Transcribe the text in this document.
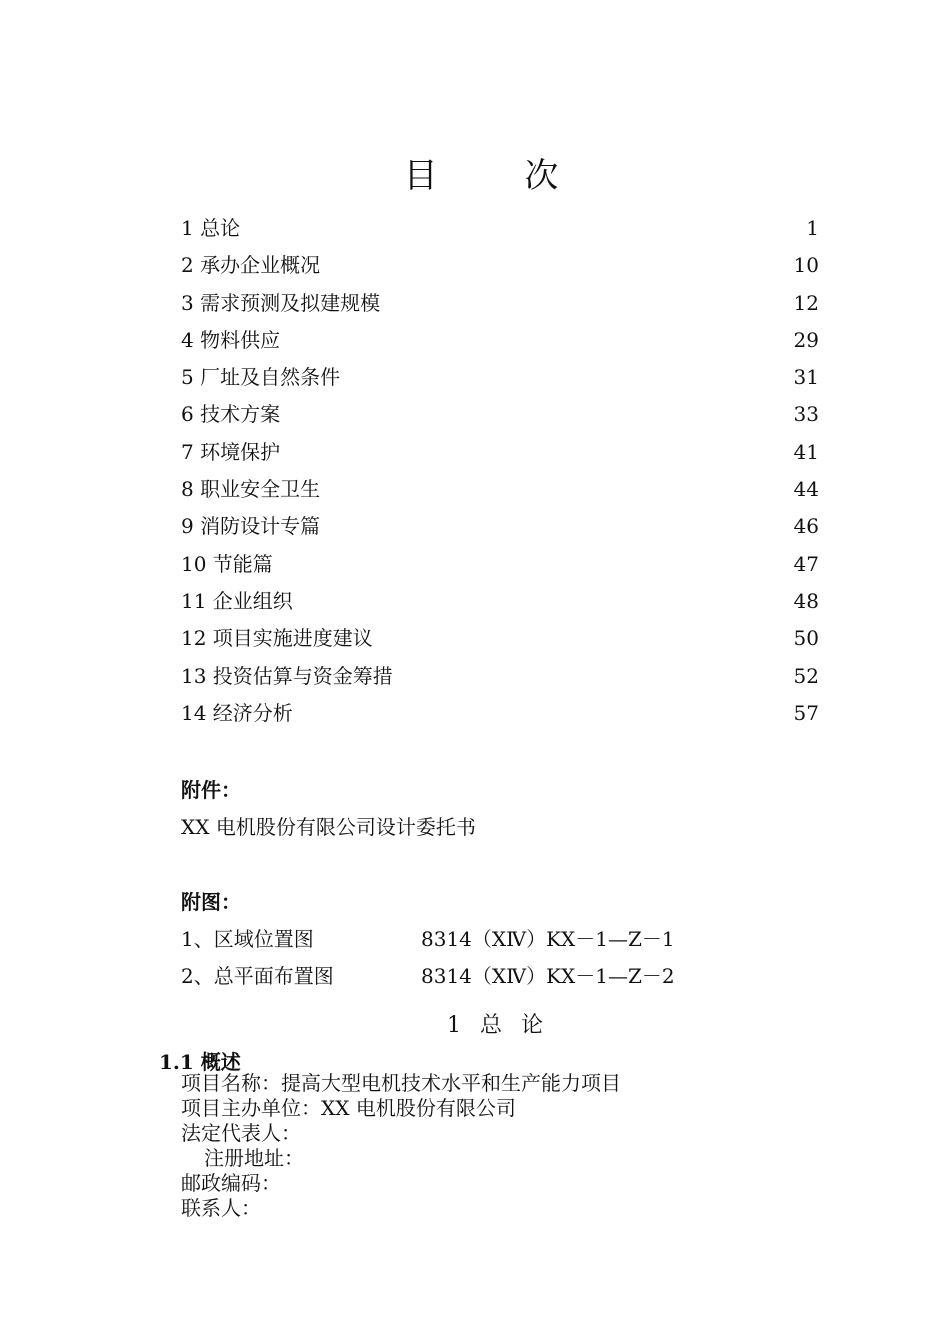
目 次
1 总论	1
2 承办企业概况	10
3 需求预测及拟建规模	12
4 物料供应	29
5 厂址及自然条件	31
6 技术方案	33
7 环境保护	41
8 职业安全卫生	44
9 消防设计专篇	46
10 节能篇	47
11 企业组织	48
12 项目实施进度建议	50
13 投资估算与资金筹措	52
14 经济分析	57
附件：
XX 电机股份有限公司设计委托书
附图：
1、区域位置图	8314（ⅩⅣ）KX－1—Z－1
2、总平面布置图	8314（ⅩⅣ）KX－1—Z－2
1 总 论
1.1 概述
项目名称：提高大型电机技术水平和生产能力项目
项目主办单位：XX 电机股份有限公司
法定代表人：
注册地址：
邮政编码：
联系人：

Stated exercise: Repeat the listing in full and exactly. Do not include any images.

Correct response:
Transcribe the text in this document.
目 次
1 总论	1
2 承办企业概况	10
3 需求预测及拟建规模	12
4 物料供应	29
5 厂址及自然条件	31
6 技术方案	33
7 环境保护	41
8 职业安全卫生	44
9 消防设计专篇	46
10 节能篇	47
11 企业组织	48
12 项目实施进度建议	50
13 投资估算与资金筹措	52
14 经济分析	57
附件：
XX 电机股份有限公司设计委托书
附图：
1、区域位置图	8314（ⅩⅣ）KX－1—Z－1
2、总平面布置图	8314（ⅩⅣ）KX－1—Z－2
1 总 论
1.1 概述
项目名称：提高大型电机技术水平和生产能力项目
项目主办单位：XX 电机股份有限公司
法定代表人：
注册地址：
邮政编码：
联系人：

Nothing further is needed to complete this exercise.